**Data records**
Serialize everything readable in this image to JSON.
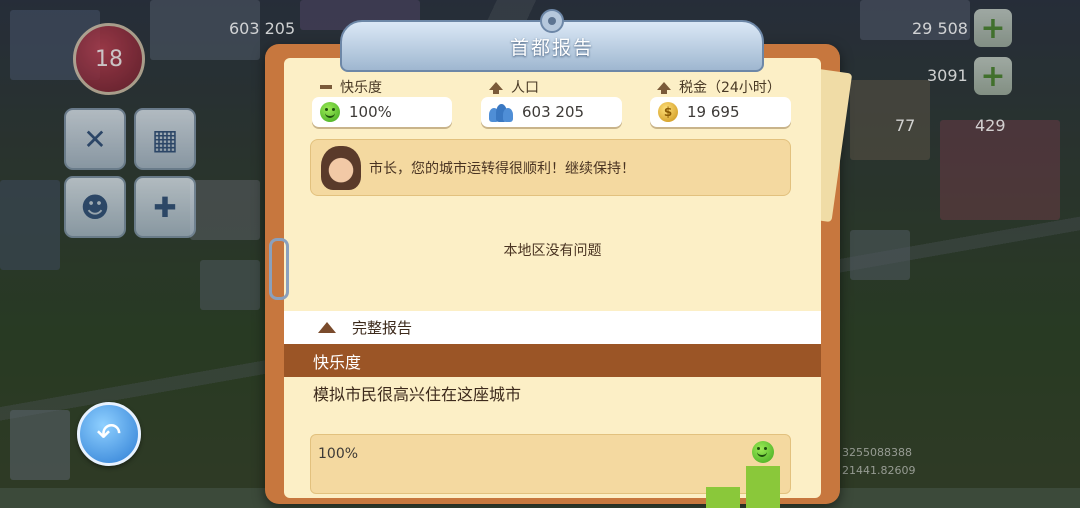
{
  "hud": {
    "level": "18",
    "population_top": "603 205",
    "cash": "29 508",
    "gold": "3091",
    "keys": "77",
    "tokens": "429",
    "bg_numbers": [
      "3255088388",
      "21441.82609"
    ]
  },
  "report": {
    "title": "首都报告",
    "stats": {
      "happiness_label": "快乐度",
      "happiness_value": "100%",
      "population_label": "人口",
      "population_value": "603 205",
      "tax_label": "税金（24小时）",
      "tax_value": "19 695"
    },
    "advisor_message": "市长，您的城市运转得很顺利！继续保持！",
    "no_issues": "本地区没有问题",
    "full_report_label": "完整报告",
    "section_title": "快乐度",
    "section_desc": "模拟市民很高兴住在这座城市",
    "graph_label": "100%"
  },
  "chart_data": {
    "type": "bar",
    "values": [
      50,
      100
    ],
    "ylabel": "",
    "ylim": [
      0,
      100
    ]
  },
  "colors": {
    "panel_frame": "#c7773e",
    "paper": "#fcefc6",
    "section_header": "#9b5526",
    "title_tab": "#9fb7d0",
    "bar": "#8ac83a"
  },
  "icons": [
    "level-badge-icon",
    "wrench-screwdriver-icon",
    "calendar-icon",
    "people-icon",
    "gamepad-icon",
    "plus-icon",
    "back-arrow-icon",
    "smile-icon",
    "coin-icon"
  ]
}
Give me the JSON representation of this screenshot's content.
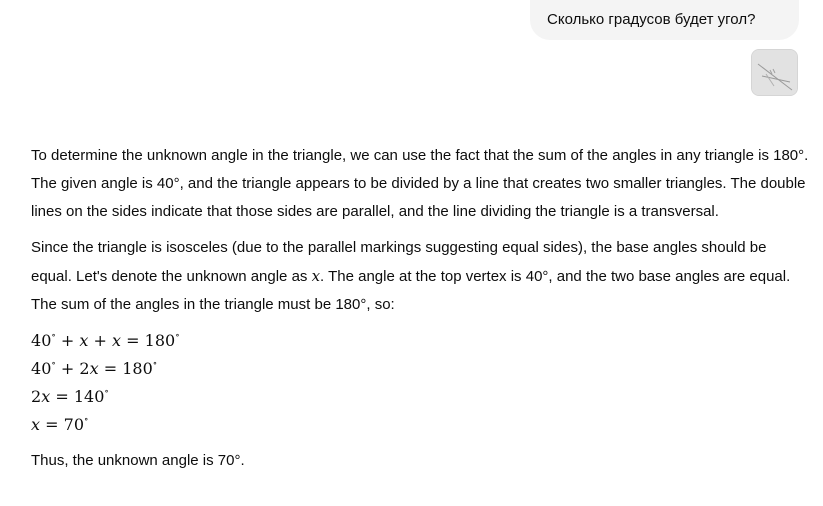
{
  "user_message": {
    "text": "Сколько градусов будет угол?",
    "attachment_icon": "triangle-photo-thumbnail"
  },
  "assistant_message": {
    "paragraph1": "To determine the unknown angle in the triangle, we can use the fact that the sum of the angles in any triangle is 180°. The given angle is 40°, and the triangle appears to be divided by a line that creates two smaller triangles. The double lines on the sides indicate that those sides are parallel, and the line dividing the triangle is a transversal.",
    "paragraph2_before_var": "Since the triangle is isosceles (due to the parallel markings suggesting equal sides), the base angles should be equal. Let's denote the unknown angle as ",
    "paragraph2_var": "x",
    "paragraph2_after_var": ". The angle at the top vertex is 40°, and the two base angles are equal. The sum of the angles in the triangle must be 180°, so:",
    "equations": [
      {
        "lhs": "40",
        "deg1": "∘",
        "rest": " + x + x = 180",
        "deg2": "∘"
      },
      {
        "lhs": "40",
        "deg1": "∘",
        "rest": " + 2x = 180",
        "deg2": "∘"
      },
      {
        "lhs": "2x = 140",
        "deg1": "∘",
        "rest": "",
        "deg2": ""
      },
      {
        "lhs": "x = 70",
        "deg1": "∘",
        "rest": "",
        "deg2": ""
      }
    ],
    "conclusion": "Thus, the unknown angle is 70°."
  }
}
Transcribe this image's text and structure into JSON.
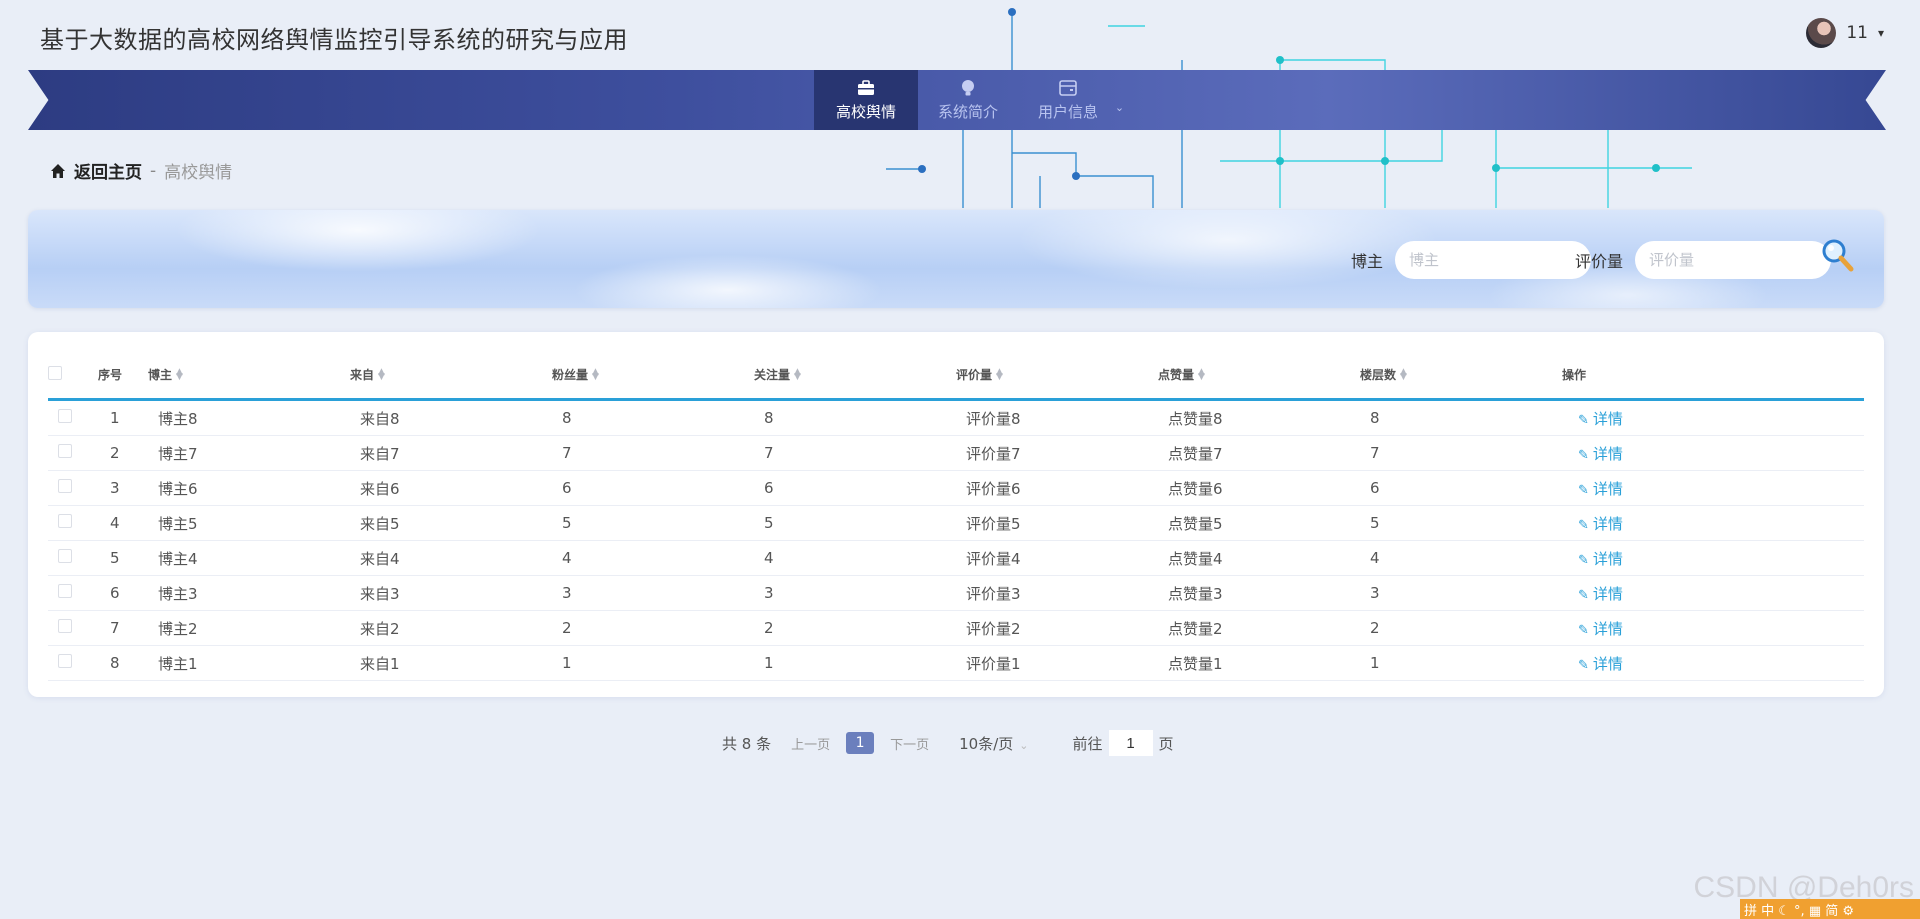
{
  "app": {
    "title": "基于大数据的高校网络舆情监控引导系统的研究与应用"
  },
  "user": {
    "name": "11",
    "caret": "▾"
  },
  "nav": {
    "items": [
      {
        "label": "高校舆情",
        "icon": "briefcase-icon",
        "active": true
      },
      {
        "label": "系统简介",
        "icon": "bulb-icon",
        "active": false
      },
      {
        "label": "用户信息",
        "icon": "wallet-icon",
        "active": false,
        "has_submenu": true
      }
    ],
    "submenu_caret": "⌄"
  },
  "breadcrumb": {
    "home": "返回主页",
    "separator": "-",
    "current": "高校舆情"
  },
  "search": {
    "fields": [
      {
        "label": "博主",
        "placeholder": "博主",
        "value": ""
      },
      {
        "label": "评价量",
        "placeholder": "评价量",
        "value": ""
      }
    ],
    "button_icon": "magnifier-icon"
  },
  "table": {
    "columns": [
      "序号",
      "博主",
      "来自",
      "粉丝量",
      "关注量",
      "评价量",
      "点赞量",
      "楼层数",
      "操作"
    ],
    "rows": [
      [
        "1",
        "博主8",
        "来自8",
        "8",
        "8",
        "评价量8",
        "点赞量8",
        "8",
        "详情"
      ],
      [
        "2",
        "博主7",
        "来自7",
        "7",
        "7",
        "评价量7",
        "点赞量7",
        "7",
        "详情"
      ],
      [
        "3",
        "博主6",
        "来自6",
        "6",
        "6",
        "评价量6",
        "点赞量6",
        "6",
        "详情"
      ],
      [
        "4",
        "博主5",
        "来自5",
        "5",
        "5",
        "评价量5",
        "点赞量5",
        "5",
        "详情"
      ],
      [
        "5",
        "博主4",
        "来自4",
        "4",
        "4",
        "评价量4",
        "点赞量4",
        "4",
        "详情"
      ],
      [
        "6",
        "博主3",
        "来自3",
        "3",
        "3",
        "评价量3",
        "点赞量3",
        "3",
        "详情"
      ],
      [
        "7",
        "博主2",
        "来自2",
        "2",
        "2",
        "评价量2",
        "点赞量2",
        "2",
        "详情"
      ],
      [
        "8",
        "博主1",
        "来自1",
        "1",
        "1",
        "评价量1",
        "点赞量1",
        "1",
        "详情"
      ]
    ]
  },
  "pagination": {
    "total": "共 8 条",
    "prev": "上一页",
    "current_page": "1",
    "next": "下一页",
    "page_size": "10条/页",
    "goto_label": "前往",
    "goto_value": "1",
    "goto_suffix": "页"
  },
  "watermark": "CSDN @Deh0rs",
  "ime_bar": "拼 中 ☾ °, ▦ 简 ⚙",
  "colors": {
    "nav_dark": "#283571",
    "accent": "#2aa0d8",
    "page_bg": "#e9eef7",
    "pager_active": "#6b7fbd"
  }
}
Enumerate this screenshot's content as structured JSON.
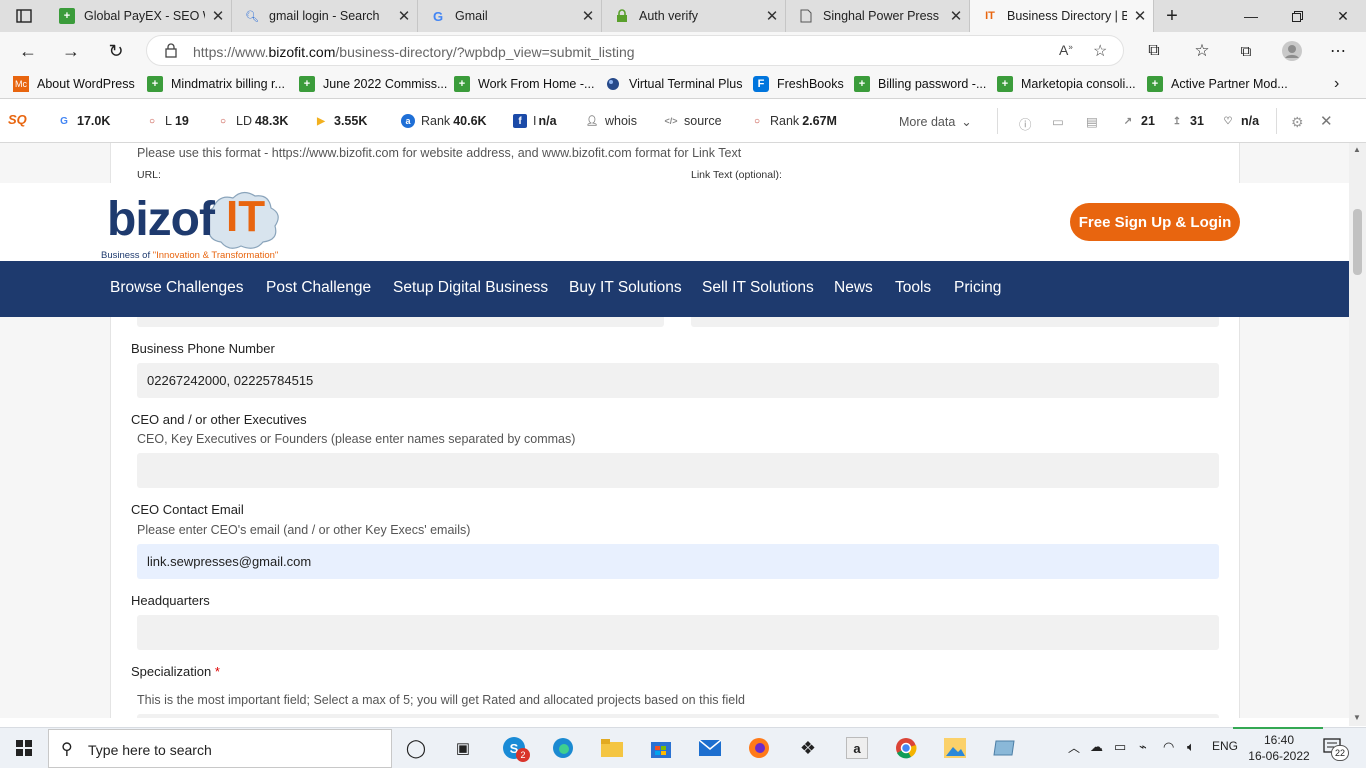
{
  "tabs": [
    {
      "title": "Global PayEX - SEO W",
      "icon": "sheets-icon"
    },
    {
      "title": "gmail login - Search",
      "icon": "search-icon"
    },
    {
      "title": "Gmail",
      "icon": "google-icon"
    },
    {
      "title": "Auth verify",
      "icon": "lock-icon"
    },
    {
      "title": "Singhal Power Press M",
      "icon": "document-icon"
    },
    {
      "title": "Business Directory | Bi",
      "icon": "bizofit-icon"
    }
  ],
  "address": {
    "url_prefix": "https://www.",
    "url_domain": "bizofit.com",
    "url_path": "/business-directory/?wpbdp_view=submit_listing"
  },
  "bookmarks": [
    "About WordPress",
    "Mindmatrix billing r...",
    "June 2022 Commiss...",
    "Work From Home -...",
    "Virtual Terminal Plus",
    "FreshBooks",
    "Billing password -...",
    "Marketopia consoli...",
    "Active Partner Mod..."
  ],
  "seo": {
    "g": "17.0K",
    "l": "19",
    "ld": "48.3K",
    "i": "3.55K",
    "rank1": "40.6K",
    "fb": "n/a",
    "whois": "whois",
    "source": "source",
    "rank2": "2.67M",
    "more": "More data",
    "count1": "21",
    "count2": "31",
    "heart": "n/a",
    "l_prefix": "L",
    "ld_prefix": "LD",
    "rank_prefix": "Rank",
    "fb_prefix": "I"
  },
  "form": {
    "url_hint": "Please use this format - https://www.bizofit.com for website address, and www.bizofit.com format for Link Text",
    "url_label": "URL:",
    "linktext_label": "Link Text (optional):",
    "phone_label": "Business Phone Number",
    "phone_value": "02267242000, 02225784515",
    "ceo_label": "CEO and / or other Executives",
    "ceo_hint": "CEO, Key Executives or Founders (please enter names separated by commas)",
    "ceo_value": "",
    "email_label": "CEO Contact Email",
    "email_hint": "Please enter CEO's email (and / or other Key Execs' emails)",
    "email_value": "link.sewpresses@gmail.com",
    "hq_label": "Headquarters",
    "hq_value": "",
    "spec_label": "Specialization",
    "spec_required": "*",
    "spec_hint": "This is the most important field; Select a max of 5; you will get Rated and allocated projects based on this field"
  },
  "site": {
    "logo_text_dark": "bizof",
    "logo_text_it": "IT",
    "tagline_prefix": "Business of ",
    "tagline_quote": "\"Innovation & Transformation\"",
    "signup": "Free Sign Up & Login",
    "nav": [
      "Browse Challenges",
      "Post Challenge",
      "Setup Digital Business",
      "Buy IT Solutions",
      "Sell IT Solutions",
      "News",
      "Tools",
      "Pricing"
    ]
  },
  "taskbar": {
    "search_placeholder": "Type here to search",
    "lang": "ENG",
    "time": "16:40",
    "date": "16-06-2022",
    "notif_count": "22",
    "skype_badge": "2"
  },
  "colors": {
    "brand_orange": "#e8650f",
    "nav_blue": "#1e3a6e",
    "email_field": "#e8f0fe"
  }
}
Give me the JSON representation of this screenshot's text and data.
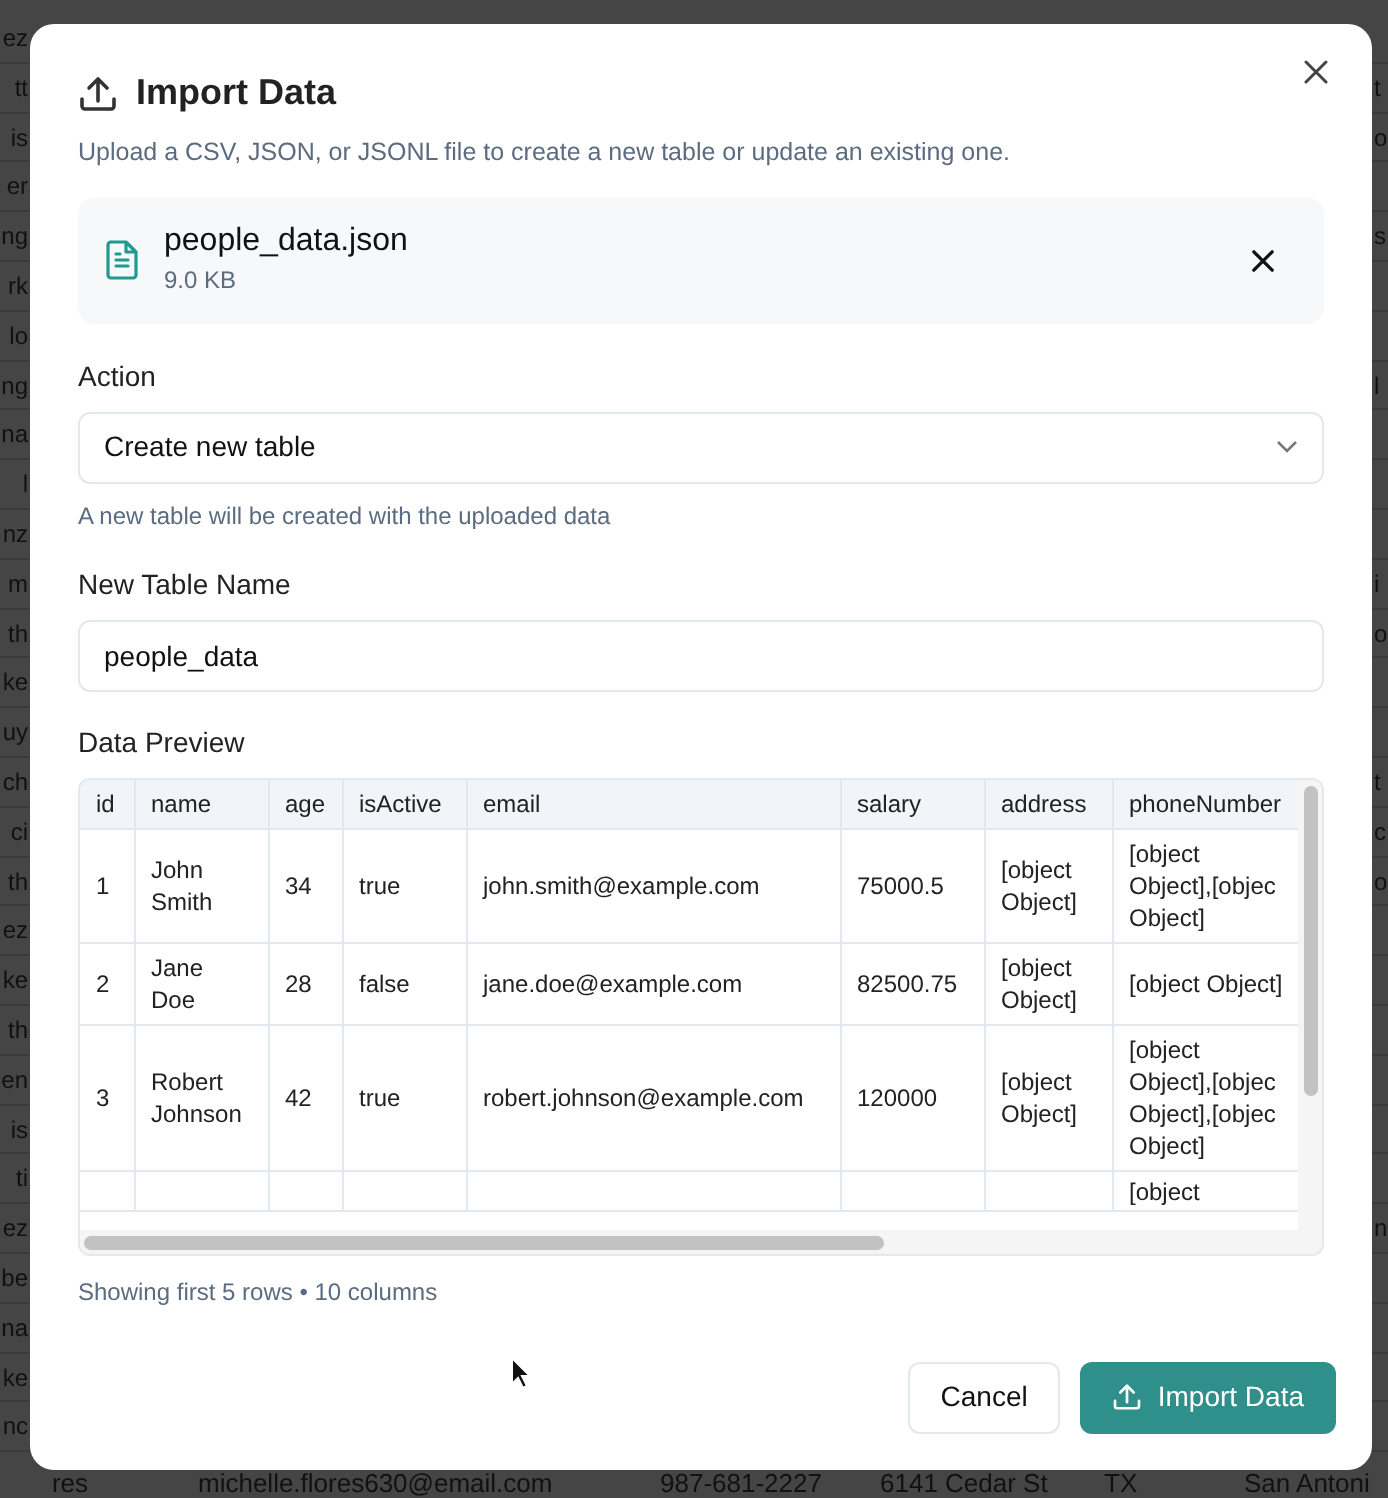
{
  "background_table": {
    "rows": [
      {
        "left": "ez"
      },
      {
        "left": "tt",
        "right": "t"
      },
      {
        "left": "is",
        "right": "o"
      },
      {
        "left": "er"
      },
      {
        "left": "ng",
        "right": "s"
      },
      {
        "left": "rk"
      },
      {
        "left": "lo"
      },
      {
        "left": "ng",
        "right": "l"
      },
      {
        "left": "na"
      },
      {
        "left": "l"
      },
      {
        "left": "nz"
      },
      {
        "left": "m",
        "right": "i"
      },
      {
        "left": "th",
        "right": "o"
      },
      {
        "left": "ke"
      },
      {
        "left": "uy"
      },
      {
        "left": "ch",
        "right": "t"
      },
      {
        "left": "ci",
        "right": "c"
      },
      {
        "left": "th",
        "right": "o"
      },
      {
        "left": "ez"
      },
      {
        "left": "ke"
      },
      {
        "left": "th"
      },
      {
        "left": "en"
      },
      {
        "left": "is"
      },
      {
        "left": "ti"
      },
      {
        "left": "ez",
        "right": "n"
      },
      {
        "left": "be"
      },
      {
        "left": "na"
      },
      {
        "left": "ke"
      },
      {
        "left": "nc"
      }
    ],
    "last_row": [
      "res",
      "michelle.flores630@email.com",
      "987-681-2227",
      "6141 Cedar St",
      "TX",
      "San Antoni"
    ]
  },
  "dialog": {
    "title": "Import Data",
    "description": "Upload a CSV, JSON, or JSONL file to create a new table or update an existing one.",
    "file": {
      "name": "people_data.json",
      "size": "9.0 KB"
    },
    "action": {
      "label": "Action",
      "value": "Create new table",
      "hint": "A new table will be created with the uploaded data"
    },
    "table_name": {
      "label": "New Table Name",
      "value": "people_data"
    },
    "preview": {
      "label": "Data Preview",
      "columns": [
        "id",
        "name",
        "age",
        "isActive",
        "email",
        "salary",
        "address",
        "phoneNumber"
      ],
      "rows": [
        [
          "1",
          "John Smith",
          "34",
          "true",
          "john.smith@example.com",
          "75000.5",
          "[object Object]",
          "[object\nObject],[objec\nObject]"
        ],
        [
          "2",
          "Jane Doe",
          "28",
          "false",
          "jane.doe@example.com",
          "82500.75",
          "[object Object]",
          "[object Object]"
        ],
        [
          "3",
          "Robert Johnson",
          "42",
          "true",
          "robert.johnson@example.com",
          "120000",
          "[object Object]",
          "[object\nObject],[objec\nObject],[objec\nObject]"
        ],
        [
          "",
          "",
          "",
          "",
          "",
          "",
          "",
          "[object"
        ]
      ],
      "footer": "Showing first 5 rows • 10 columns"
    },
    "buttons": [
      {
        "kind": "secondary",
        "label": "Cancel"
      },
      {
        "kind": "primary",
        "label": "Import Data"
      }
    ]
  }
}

**Exercise details**
Copy down every line of the material above that includes the string "nObject".

**The completed task**
          "[object\nObject],[objec\nObject]"
          "[object\nObject],[objec\nObject],[objec\nObject]"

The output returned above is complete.